• _Consigne_:
Poursuivez l'extrait consacré à la proposition marocaine au-delà de sa dernière phrase.

• _Extrait à lire_:
----

Comment le Royaume-Uni, prétendument défenseur du droit international, peut-il
considérer une initiative unilatérale d’une puissance occupante qui exploite
illégalement des terres et des ressources comme une solution « réaliste » à une
question de décolonisation que les Nations unies supervisent depuis 1963 ?
La
proposition marocaine n’est rien d’autre qu’une manœuvre politique destinée à
contourner la légalité internationale et à consolider l’occupation par le biais
d’un langage trompeur tel que le « réalisme » et la « viabilité ». En réalité,
le Maroc continue, par la force militaire, les violations systématiques des
droits humains et le soutien de puissances néocoloniales et d’acteurs
fonctionnels profondément complices dans l’alimentation des crises mondiales, à
imposer un fait accompli à un peuple sans défense, privé de ses droits civils
et politiques les plus élémentaires.

----

• _Données extraites_:
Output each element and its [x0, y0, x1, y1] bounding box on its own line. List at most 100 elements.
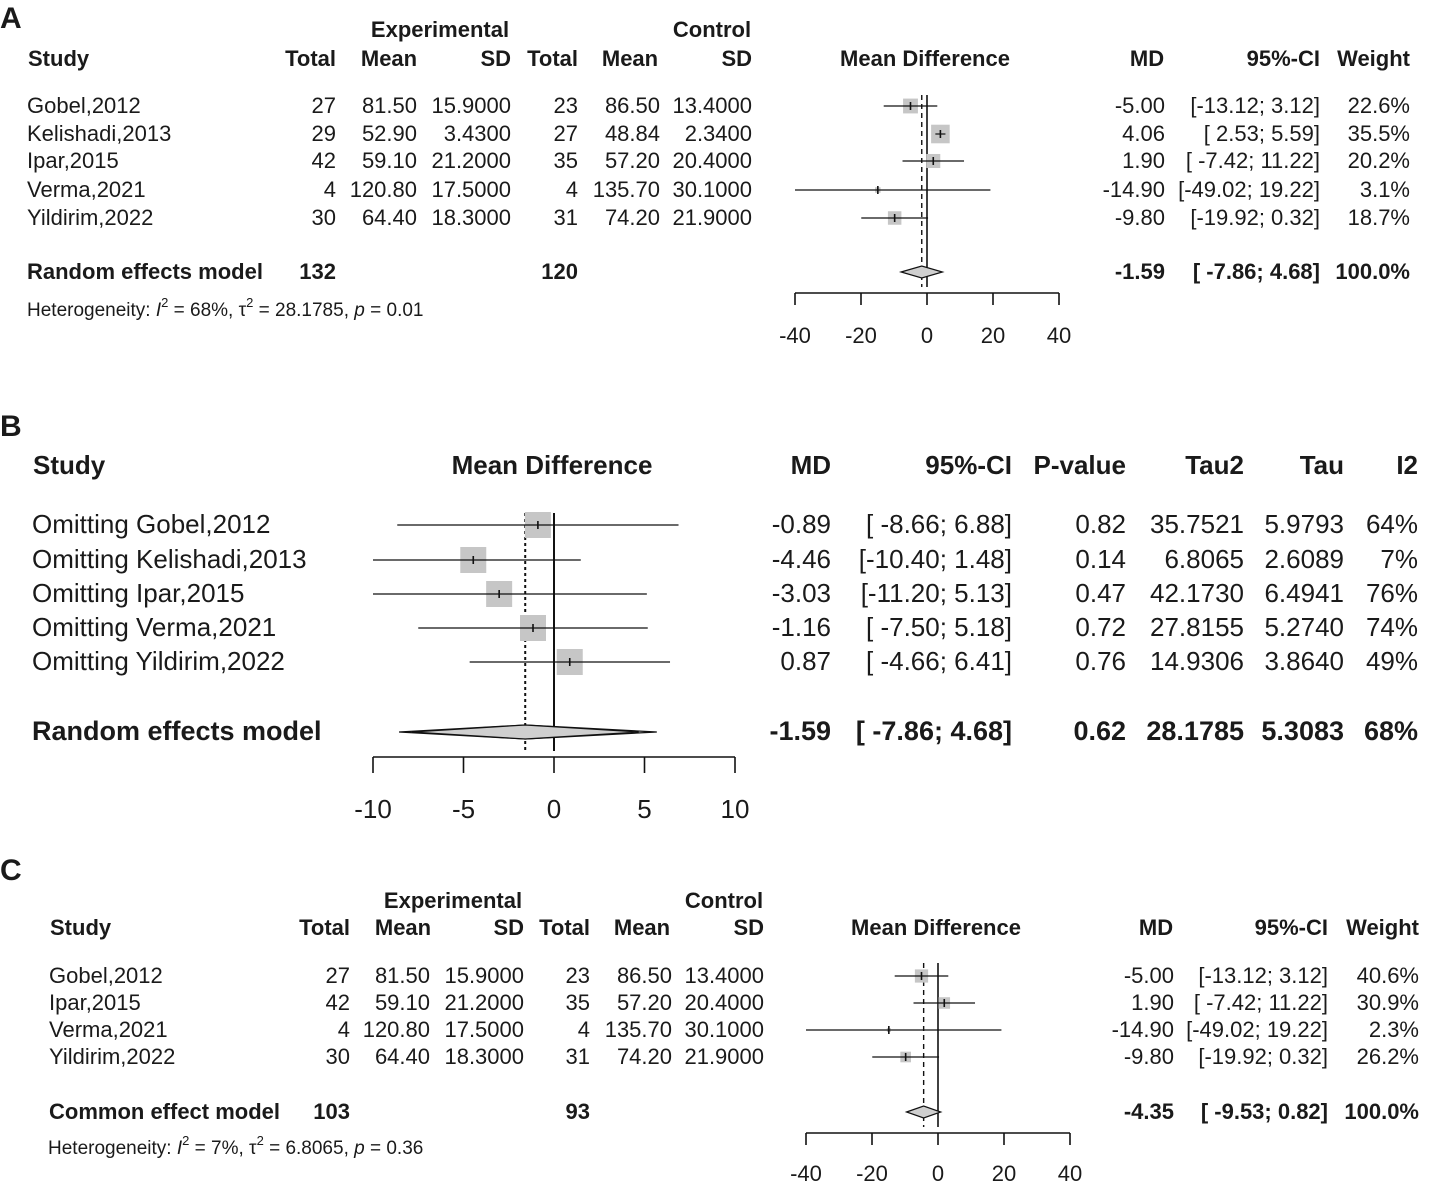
experimental-sd: 3.4300 [444, 121, 511, 146]
experimental-mean: 120.80 [363, 1017, 430, 1042]
pooled-i2-value: 68% [1364, 716, 1418, 746]
control-mean: 135.70 [605, 1017, 672, 1042]
i2-value: 49% [1366, 646, 1418, 676]
md-value: -9.80 [1124, 1044, 1174, 1069]
weight-value: 2.3% [1369, 1017, 1419, 1042]
x-tick-label: -40 [779, 323, 811, 348]
col-header-i2: I2 [1396, 450, 1418, 480]
control-sd: 21.9000 [672, 205, 752, 230]
study-mark [373, 547, 581, 573]
pooled-experimental-total: 103 [313, 1099, 350, 1124]
col-header-c-total: Total [539, 915, 590, 940]
i2-value: 64% [1366, 509, 1418, 539]
col-header-c-mean: Mean [614, 915, 670, 940]
col-header-c-mean: Mean [602, 46, 658, 71]
pooled-weight-value: 100.0% [1344, 1099, 1419, 1124]
p-value: 0.82 [1075, 509, 1126, 539]
md-value: -0.89 [772, 509, 831, 539]
panel-c-label: C [0, 854, 22, 887]
pooled-control-total: 120 [541, 259, 578, 284]
col-header-ci: 95%-CI [925, 450, 1012, 480]
experimental-mean: 81.50 [375, 963, 430, 988]
experimental-mean: 120.80 [350, 177, 417, 202]
weight-value: 18.7% [1348, 205, 1410, 230]
x-tick-label: 0 [547, 794, 561, 824]
col-header-mean-difference: Mean Difference [452, 450, 653, 480]
heterogeneity-text: Heterogeneity: I2 = 68%, τ2 = 28.1785, p… [27, 295, 423, 321]
col-header-e-mean: Mean [361, 46, 417, 71]
col-header-c-total: Total [527, 46, 578, 71]
md-value: 1.90 [1131, 990, 1174, 1015]
control-total: 31 [566, 1044, 590, 1069]
md-value: 1.90 [1122, 148, 1165, 173]
x-tick-label: -20 [845, 323, 877, 348]
weight-value: 22.6% [1348, 93, 1410, 118]
x-tick-label: 10 [721, 794, 750, 824]
study-name: Ipar,2015 [27, 148, 119, 173]
control-sd: 20.4000 [672, 148, 752, 173]
col-header-weight: Weight [1337, 46, 1411, 71]
experimental-total: 30 [312, 205, 336, 230]
col-header-p-value: P-value [1034, 450, 1127, 480]
study-rows: Gobel,2012 27 81.50 15.9000 23 86.50 13.4000 -5… [27, 93, 1410, 284]
tau2-value: 42.1730 [1150, 578, 1244, 608]
ci-value: [ -7.42; 11.22] [1194, 990, 1328, 1015]
md-value: -3.03 [772, 578, 831, 608]
control-sd: 13.4000 [684, 963, 764, 988]
pooled-diamond [898, 265, 945, 279]
study-mark [894, 969, 949, 983]
md-value: -14.90 [1112, 1017, 1174, 1042]
study-rows: Gobel,2012 27 81.50 15.9000 23 86.50 13.4000 -5… [49, 963, 1419, 1124]
x-tick-label: 0 [932, 1161, 944, 1186]
experimental-sd: 21.2000 [444, 990, 524, 1015]
tau2-value: 14.9306 [1150, 646, 1244, 676]
pooled-tau2-value: 28.1785 [1146, 716, 1244, 746]
col-header-tau: Tau [1300, 450, 1344, 480]
control-sd: 2.3400 [685, 121, 752, 146]
study-name: Omitting Yildirim,2022 [32, 646, 285, 676]
col-header-md: MD [1139, 915, 1173, 940]
study-mark [883, 98, 938, 114]
ci-value: [ -8.66; 6.88] [866, 509, 1012, 539]
control-mean: 57.20 [605, 148, 660, 173]
pooled-p-value: 0.62 [1073, 716, 1126, 746]
x-tick-label: -5 [452, 794, 475, 824]
pooled-md-value: -1.59 [1115, 259, 1165, 284]
weight-value: 35.5% [1348, 121, 1410, 146]
study-mark [861, 211, 929, 225]
experimental-sd: 18.3000 [444, 1044, 524, 1069]
ci-value: [-19.92; 0.32] [1198, 1044, 1328, 1069]
ci-value: [-49.02; 19.22] [1178, 177, 1320, 202]
col-header-weight: Weight [1346, 915, 1420, 940]
ci-value: [-11.20; 5.13] [861, 578, 1012, 608]
study-name: Yildirim,2022 [27, 205, 153, 230]
control-sd: 20.4000 [684, 990, 764, 1015]
study-rows: Omitting Gobel,2012 -0.89 [ -8.66; 6.88] 0.… [32, 509, 1418, 746]
control-total: 23 [566, 963, 590, 988]
study-mark [397, 512, 679, 538]
i2-value: 76% [1366, 578, 1418, 608]
panel-b: B Study Mean Difference MD 95%-CI P-valu… [0, 410, 1418, 824]
weight-value: 3.1% [1360, 177, 1410, 202]
col-header-e-total: Total [285, 46, 336, 71]
pooled-md-value: -1.59 [769, 716, 831, 746]
plot-area: -40 -20 0 20 40 [779, 95, 1071, 348]
pooled-ci-value: [ -9.53; 0.82] [1201, 1099, 1328, 1124]
col-header-e-sd: SD [493, 915, 524, 940]
md-value: -4.46 [772, 544, 831, 574]
x-tick-label: 40 [1058, 1161, 1082, 1186]
pooled-ci-value: [ -7.86; 4.68] [1193, 259, 1320, 284]
x-tick-label: 20 [992, 1161, 1016, 1186]
col-header-md: MD [791, 450, 831, 480]
study-mark [806, 1026, 1002, 1034]
control-total: 4 [566, 177, 578, 202]
heterogeneity-text: Heterogeneity: I2 = 7%, τ2 = 6.8065, p =… [48, 1133, 423, 1159]
col-header-c-sd: SD [733, 915, 764, 940]
control-total: 23 [554, 93, 578, 118]
pooled-tau-value: 5.3083 [1261, 716, 1344, 746]
plot-area: -40 -20 0 20 40 [790, 963, 1082, 1186]
control-total: 35 [566, 990, 590, 1015]
study-mark [795, 186, 991, 194]
pooled-diamond [411, 724, 639, 740]
experimental-mean: 81.50 [362, 93, 417, 118]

----

• _Réponse_:
Toutes les
juridictions internationales et régionales, y compris la Haute Cour du
Royaume-Uni (2019), ainsi que tous les organes de l’ONU, ne reconnaissent
aucune souveraineté marocaine sur le Sahara occidental. En effet, la Cour
internationale de justice, dans son avis consultatif de 1975, a conclu qu’il n’y
avait pas de liens souverains entre le Maroc et le Sahara occidental. De même,
les arrêts de la Cour européenne de justice, dont le plus récent date de 2024,
affirment que tout accord économique impliquant le Sahara occidental sans le
consentement du peuple sahraoui, représenté par le Front Polisario, est
juridiquement nul. La Cour africaine des droits de l’homme et des peuples est
parvenue à une conclusion encore plus forte dans son arrêt de 2022.
Dans ce
contexte juridique et politique clair, comment le Royaume-Uni, nation
historiquement connue pour ses positions prudentes sur les différends
internationaux, peut-il ignorer ces faits et apporter un soutien implicite à un
État qui occupe un territoire sur lequel il ne détient aucune souveraineté
légitime ?
Pour toutes
ces raisons, le Front Polisario et l’ensemble de la communauté sahraouie
rejettent la proposition marocaine d’autonomie comme un stratagème colonial
destiné uniquement à conférer une fausse légitimité à une occupation militaire
illégale. La proposition n’accorde pas au peuple sahraoui son droit inaliénable
à l’autodétermination ; au contraire, elle présume à l’avance de la
souveraineté marocaine sur le territoire et refuse aux Sahraouis la possibilité
même de choisir l’indépendance.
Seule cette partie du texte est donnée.